- EXTRACTED RECORDS:
# # # # #
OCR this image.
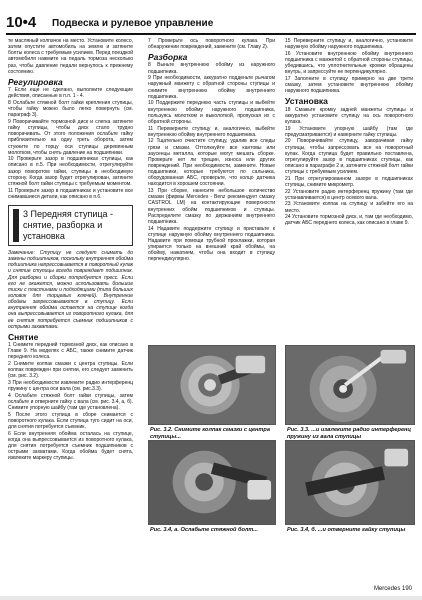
10•4 Подвеска и рулевое управление

те масляный колпачок на место. Установите колесо, затем опустите автомобиль на землю и затяните болты колеса с требуемым усилием. Перед поездкой автомобиля нажмите на педаль тормоза несколько раз, чтобы давление педали вернулось к прежнему состоянию.

Регулировка

7 Если еще не сделано, выполните следующие действия, описанные в п.п. 1 - 4.

8 Ослабьте стяжной болт гайки крепления ступицы, чтобы гайку можно было легко повернуть (см. параграф 3).

9 Поворачивайте тормозной диск и слегка затяните гайку ступицы, чтобы диск стало трудно поворачивать. От этого положения ослабьте гайку приблизительно на одну треть оборота, затем стукните по торцу оси ступицы деревянным молотком, чтобы снять давление на подшипники.

10 Проверьте зазор в подшипниках ступицы, как описано в п.5. При необходимости, отрегулируйте зазор поворотом гайки, ступицы в необходимую сторону. Когда зазор будет отрегулирован, затяните стяжной болт гайки ступицы с требуемым моментом.

11 Проверьте зазор в подшипниках и установите все снимавшиеся детали, как описано в п.6.

3 Передняя ступица - снятие, разборка и установка

Замечание: Ступицу не следует снимать до замены подшипников, поскольку внутренняя обойма подшипника напрессовывается в поворотный кулак и снятие ступицы всегда повреждает подшипник. Для разборки и сборки потребуется пресс. Если его не окажется, можно использовать большие тиски с пластинами и подходящими (типа больших головок для торцевых ключей). Внутренние обоймы запрессовываются в ступицу. Если внутренняя обойма остается на ступице когда она выпрессовывается из поворотного кулака, для ее снятия потребуется съемник подшипников с острыми захватами.

Снятие

1 Снимите передний тормозной диск, как описано в Главе 9. На моделях с АБС, также снимите датчик переднего колеса.

2 Снимите колпак смазки с центра ступицы. Если колпак поврежден при снятии, его следует заменить (см. рис. 3.2).

3 При необходимости извлеките радио интерференц пружину с центра оси вала (см. рис.3.3).

4 Ослабьте стяжной болт гайки ступицы, затем ослабьте и отверните гайку с вала (см. рис. 3.4, а, б). Снимите упорную шайбу (там где установлена).

5 После этого ступица в сборе снимается с поворотного кулака. Если ступица туго сидит на оси, для снятия потребуется съемник.

6 Если внутренняя обойма осталась на ступице, когда она выпрессовывается из поворотного кулака, для снятия потребуется съемник подшипников с острыми захватами. Когда обойма будет снята, извлеките маркеру ступицы.

7 Проверьте ось поворотного кулака. При обнаружении повреждений, замените (см. Главу 2).

Разборка

8 Выньте внутреннюю обойму из наружного подшипника.

9 При необходимости, аккуратно подденьте рычагом наружный манжету с обратной стороны ступицы и снимите внутреннюю обойму внутреннего подшипника.

10 Поддержите переднюю часть ступицы и выбейте внутреннюю обойму наружного подшипника, пользуясь молотком и выколоткой, пропуская их с обратной стороны.

11 Переверните ступицу и, аналогично, выбейте внутреннюю обойму внутреннего подшипника.

12 Тщательно очистите ступицу, удалив все следы грязи и смазки. Оттолкнуйте все кантовы или заусенцы металла, которые могут мешать сборке. Проверьте нет ли трещин, износа или других повреждений. При необходимости, замените. Новые подшипники, которые требуются по сальника, оборудованная АБС, проверьте, что колцо датчика находится в хорошем состоянии.

13 При сборке, нанесите небольшое количество смазки (фирмы Mercedes - Benz рекомендует смазку CASTROL LM) на контактирующие поверхности внутренних обойм подшипников и ступицы. Распределите смазку по держаниям внутреннего подшипника.

14 Надавите поддержите ступицу и приставьте к ступице наружную обойму внутреннего подшипника. Надавите при помощи трубной проклажки, которая упирается только на внешний край обоймы, на обойму, нажатием, чтобы она входит в ступицу перпендикулярно.

15 Переверните ступицу и, аналогично, установите наружную обойму наружного подшипника.

16 Установите внутреннюю обойму внутреннего подшипника с манжетой с обратной стороны ступицы, убедившись, что уплотнительные кромки обращены внутрь, и запрессуйте ее перпендикулярно.

17 Заполните в ступицу примерно на две трети смазку, затем установите внутреннюю обойму наружного подшипника.

Установка

18 Смажьте кромку задней манжеты ступицы и аккуратно установите ступицу на ось поворотного кулака.

19 Установите упорную шайбу (там где предусматривается) и наверните гайку ступицы.

20 Поворачивайте ступицу, заворачивая гайку ступицы, чтобы запрессовать все на поворотный кулак. Когда ступица будет правильно поставлена, отрегулируйте зазор в подшипниках ступицы, как описано в параграфе 2 и, затяните стяжной болт гайки ступицы с требуемым усилием.

21 При отрегулированном зазоре в подшипниках ступицы, снимите микрометр.

22 Установите радио интерференц пружину (там где устанавливается) в центр осевого вала.

23 Установите колпак на ступицу и забейте его на место.

24 Установите тормозной диск, и, там где необходимо, датчик АБС переднего колеса, как описано в главе 9.

Рис. 3.2. Снимите колпак смазки с центра ступицы...
Рис. 3.3. ...и извлеките радио интерференц пружину из вала ступицы
Рис. 3.4, а. Ослабьте стяжной болт...	Рис. 3.4, б. ...и отверните гайку ступицы
Mercedes 190
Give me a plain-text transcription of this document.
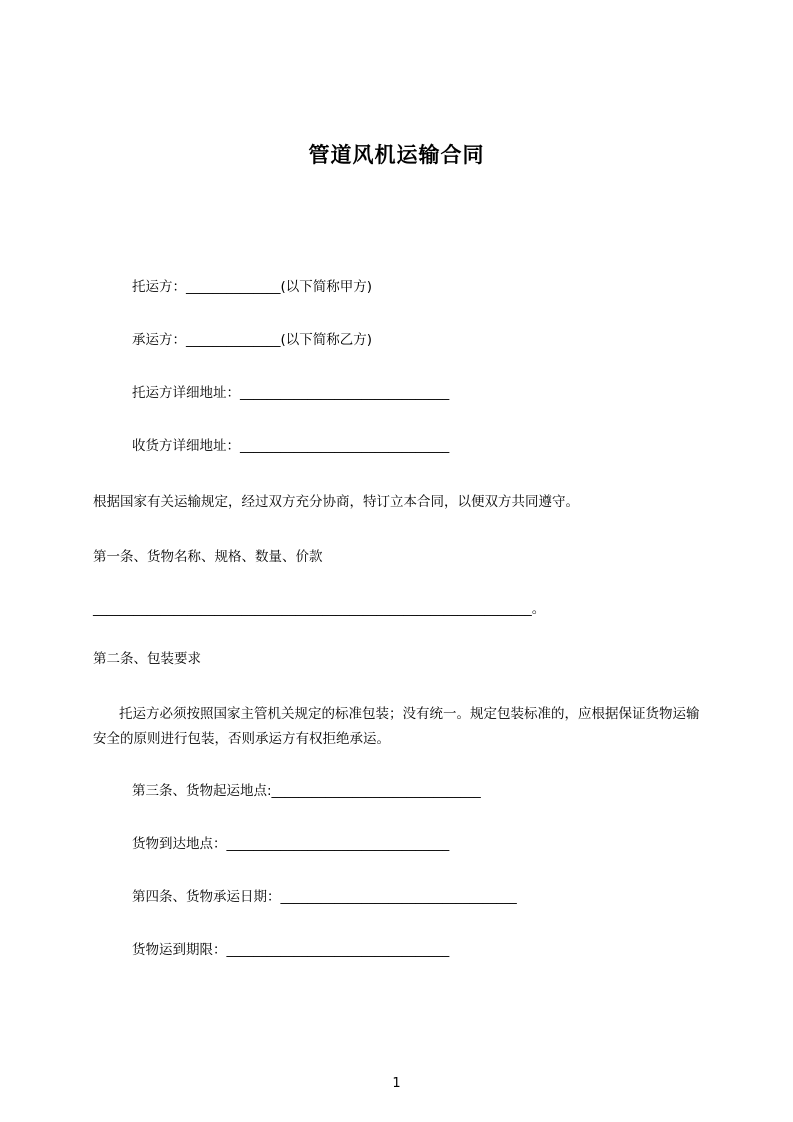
管道风机运输合同

托运方：______________(以下简称甲方)

承运方：______________(以下简称乙方)

托运方详细地址：_______________________________

收货方详细地址：_______________________________

根据国家有关运输规定，经过双方充分协商，特订立本合同，以便双方共同遵守。

第一条、货物名称、规格、数量、价款

_________________________________________________________________。

第二条、包装要求

托运方必须按照国家主管机关规定的标准包装；没有统一。规定包装标准的，应根据保证货物运输安全的原则进行包装，否则承运方有权拒绝承运。

第三条、货物起运地点:_______________________________

货物到达地点：_________________________________

第四条、货物承运日期：___________________________________

货物运到期限：_________________________________

1
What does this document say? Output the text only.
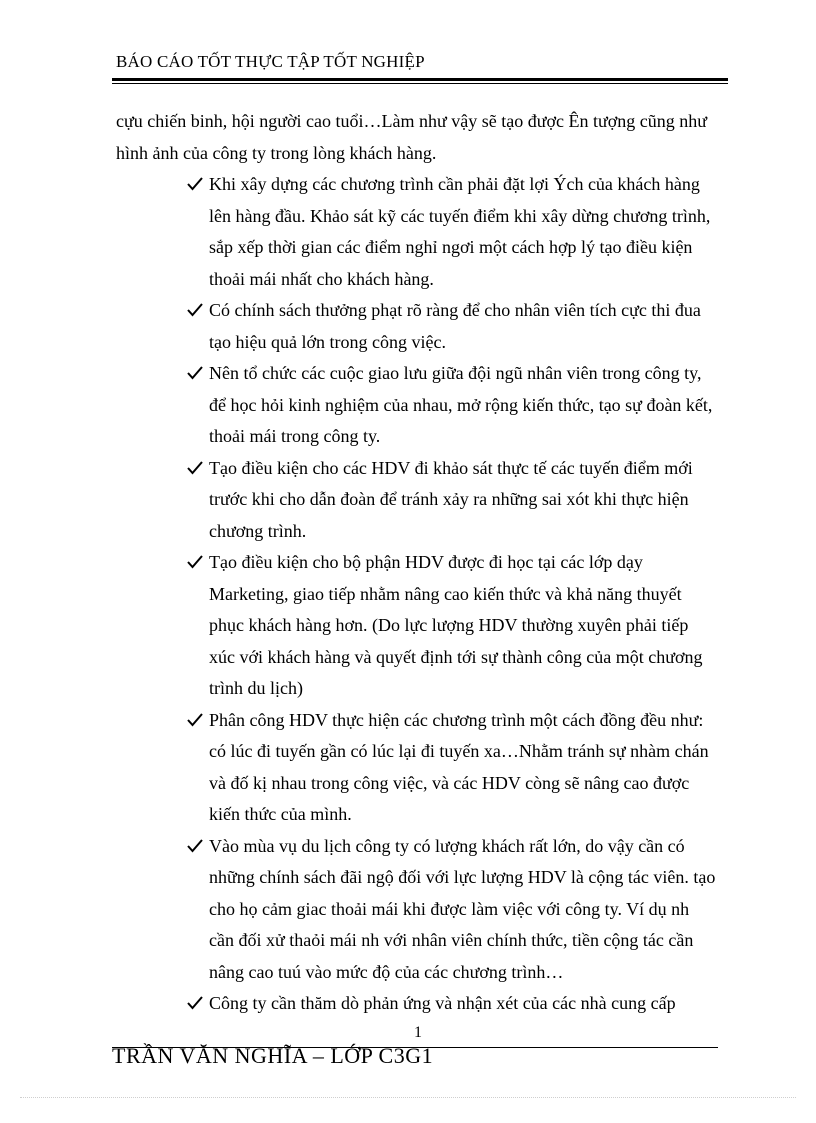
BÁO CÁO TỐT THỰC TẬP TỐT NGHIỆP

cựu chiến binh, hội người cao tuổi…Làm như vậy sẽ tạo được Ên tượng cũng như hình ảnh của công ty trong lòng khách hàng.

Khi xây dựng các chương trình cần phải đặt lợi Ých của khách hàng lên hàng đầu. Khảo sát kỹ các tuyến điểm khi xây dừng chương trình, sắp xếp thời gian các điểm nghỉ ngơi một cách hợp lý tạo điều kiện thoải mái nhất cho khách hàng.
Có chính sách thưởng phạt rõ ràng để cho nhân viên tích cực thi đua tạo hiệu quả lớn trong công việc.
Nên tổ chức các cuộc giao lưu giữa đội ngũ nhân viên trong công ty, để học hỏi kinh nghiệm của nhau, mở rộng kiến thức, tạo sự đoàn kết, thoải mái trong công ty.
Tạo điều kiện cho các HDV đi khảo sát thực tế các tuyến điểm mới trước khi cho dẫn đoàn để tránh xảy ra những sai xót khi thực hiện chương trình.
Tạo điều kiện cho bộ phận HDV được đi học tại các lớp dạy Marketing, giao tiếp nhằm nâng cao kiến thức và khả năng thuyết phục khách hàng hơn. (Do lực lượng HDV thường xuyên phải tiếp xúc với khách hàng và quyết định tới sự thành công của một chương trình du lịch)
Phân công HDV thực hiện các chương trình một cách đồng đều như: có lúc đi tuyến gần có lúc lại đi tuyến xa…Nhằm tránh sự nhàm chán và đố kị nhau trong công việc, và các HDV còng sẽ nâng cao được kiến thức của mình.
Vào mùa vụ du lịch công ty có lượng khách rất lớn, do vậy cần có những chính sách đãi ngộ đối với lực lượng HDV là cộng tác viên. tạo cho họ cảm giac thoải mái khi được làm việc với công ty. Ví dụ nh cần đối xử thaỏi mái nh với nhân viên chính thức, tiền cộng tác cần nâng cao tuú vào mức độ của các chương trình…
Công ty cần thăm dò phản ứng và nhận xét của các nhà cung cấp
1
TRẦN VĂN NGHĨA – LỚP C3G1
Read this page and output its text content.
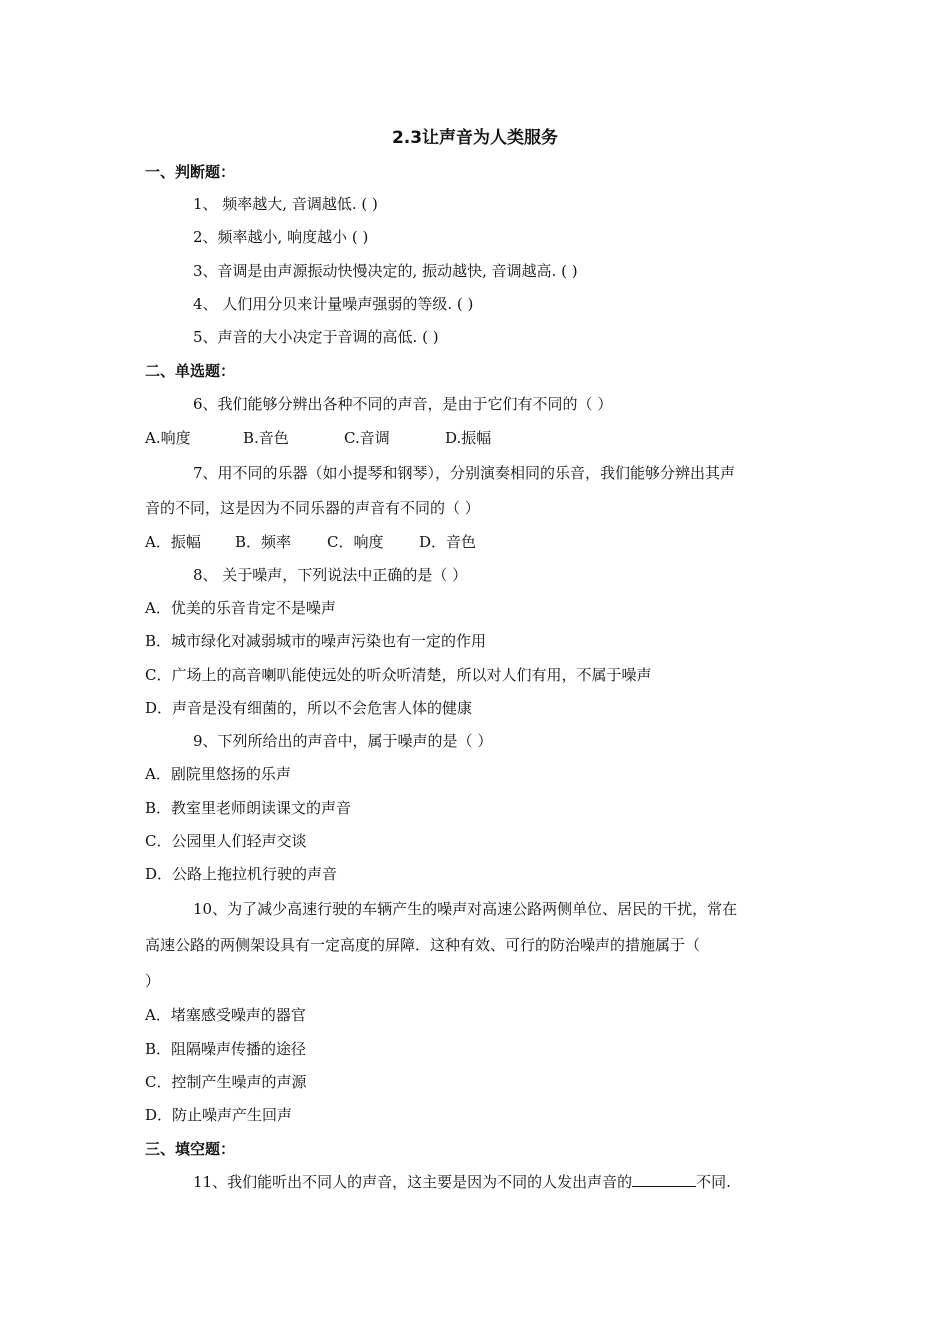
2.3让声音为人类服务
一、判断题：
1、 频率越大, 音调越低. ( )
2、频率越小, 响度越小 ( )
3、音调是由声源振动快慢决定的, 振动越快, 音调越高. ( )
4、 人们用分贝来计量噪声强弱的等级. ( )
5、声音的大小决定于音调的高低. ( )
二、单选题：
6、我们能够分辨出各种不同的声音，是由于它们有不同的（ ）
A.响度	B.音色	C.音调	D.振幅
7、用不同的乐器（如小提琴和钢琴），分别演奏相同的乐音，我们能够分辨出其声
音的不同，这是因为不同乐器的声音有不同的（ ）
A．振幅 B．频率 C．响度 D．音色
8、 关于噪声，下列说法中正确的是（ ）
A．优美的乐音肯定不是噪声
B．城市绿化对减弱城市的噪声污染也有一定的作用
C．广场上的高音喇叭能使远处的听众听清楚，所以对人们有用，不属于噪声
D．声音是没有细菌的，所以不会危害人体的健康
9、下列所给出的声音中，属于噪声的是（ ）
A．剧院里悠扬的乐声
B．教室里老师朗读课文的声音
C．公园里人们轻声交谈
D．公路上拖拉机行驶的声音
10、为了减少高速行驶的车辆产生的噪声对高速公路两侧单位、居民的干扰，常在
高速公路的两侧架设具有一定高度的屏障．这种有效、可行的防治噪声的措施属于（
）
A．堵塞感受噪声的器官
B．阻隔噪声传播的途径
C．控制产生噪声的声源
D．防止噪声产生回声
三、填空题：
11、我们能听出不同人的声音，这主要是因为不同的人发出声音的	不同.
# # # # #
Say how many lines include the word "пружину"; reply with the number alone.

- SOLVED EXERCISE: 3